Work through the material below line by line and say how many lines include the word "внесения". Only the number, please.

---------- Record set ----------

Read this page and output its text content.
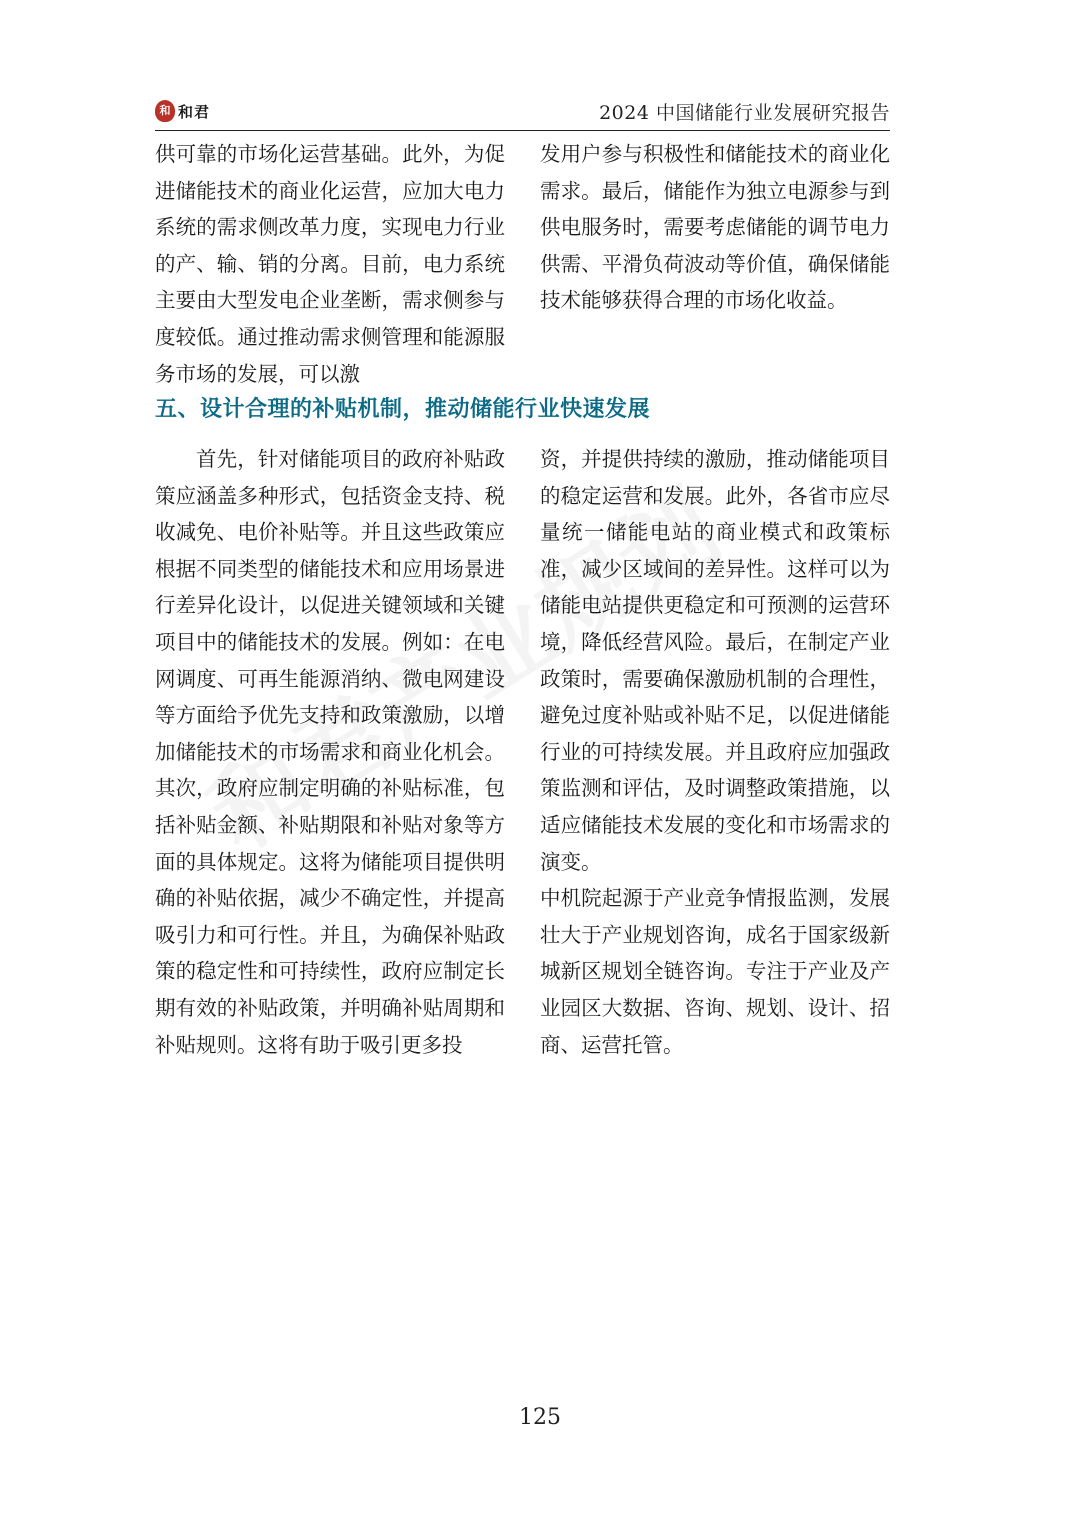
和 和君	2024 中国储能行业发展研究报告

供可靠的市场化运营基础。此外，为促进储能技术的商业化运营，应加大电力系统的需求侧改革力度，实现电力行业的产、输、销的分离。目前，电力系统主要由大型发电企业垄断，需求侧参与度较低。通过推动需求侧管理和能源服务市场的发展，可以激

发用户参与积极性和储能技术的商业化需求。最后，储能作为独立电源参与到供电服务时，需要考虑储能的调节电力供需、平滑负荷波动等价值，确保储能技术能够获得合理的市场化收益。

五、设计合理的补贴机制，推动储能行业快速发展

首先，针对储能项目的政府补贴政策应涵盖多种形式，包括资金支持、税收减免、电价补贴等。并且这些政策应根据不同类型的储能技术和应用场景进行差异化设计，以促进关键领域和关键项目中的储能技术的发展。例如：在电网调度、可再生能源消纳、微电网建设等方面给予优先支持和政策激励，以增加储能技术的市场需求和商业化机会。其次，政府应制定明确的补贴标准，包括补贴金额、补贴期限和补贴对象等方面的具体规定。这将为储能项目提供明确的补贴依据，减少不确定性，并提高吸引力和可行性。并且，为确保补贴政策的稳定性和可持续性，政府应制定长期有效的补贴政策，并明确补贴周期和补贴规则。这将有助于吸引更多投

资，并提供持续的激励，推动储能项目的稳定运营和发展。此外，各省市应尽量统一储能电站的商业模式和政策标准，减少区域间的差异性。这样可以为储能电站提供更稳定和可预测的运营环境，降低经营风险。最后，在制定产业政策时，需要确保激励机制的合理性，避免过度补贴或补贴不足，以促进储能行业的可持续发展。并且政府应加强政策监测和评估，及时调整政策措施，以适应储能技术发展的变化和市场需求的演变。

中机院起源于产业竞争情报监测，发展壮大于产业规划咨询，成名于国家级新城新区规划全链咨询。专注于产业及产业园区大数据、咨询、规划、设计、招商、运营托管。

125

----------
---------- Record set ----------

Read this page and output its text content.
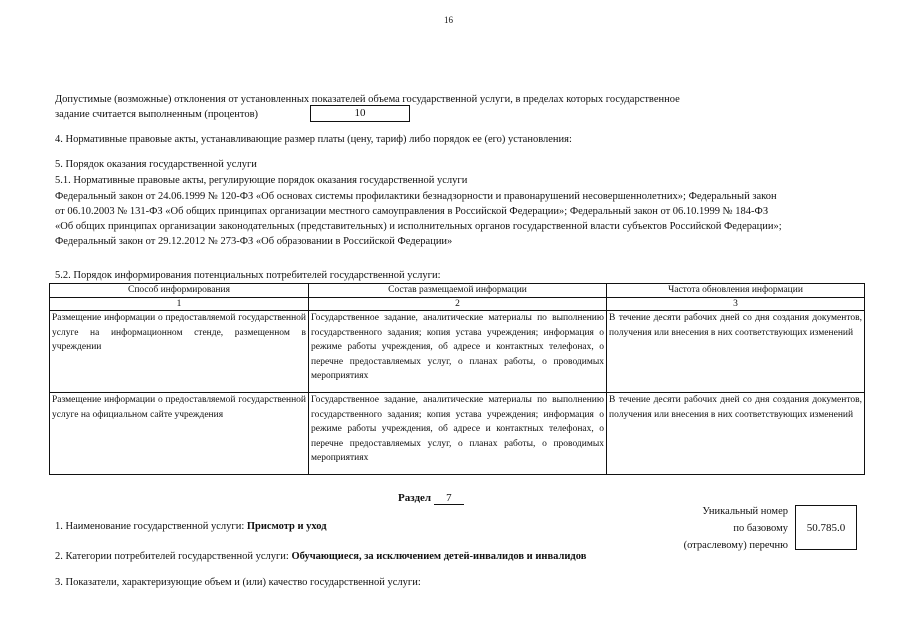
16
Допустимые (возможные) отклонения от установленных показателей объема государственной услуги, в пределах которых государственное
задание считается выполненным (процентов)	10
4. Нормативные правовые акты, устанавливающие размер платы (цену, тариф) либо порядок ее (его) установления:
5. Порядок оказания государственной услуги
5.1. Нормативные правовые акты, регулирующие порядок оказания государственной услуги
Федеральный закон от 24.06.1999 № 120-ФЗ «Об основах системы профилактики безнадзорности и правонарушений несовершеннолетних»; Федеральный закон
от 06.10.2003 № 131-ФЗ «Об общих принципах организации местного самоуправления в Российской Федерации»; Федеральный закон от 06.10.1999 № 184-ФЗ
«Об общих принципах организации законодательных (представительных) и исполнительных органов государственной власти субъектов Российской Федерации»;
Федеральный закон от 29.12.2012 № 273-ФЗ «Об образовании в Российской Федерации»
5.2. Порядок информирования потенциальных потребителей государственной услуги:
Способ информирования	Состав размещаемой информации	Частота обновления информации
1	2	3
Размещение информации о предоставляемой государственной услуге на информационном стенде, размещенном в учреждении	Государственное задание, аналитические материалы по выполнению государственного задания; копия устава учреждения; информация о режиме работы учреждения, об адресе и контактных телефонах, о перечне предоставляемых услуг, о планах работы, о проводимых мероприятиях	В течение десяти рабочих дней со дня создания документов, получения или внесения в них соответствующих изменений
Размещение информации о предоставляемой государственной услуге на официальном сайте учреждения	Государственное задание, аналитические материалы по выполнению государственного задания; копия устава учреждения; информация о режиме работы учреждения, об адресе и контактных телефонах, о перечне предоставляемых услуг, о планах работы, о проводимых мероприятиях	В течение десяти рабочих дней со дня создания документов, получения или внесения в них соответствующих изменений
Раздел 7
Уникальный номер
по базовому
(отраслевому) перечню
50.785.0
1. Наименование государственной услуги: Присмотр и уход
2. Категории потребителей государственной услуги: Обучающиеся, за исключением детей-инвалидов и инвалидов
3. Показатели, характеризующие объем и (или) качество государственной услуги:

----------

### Task response:
2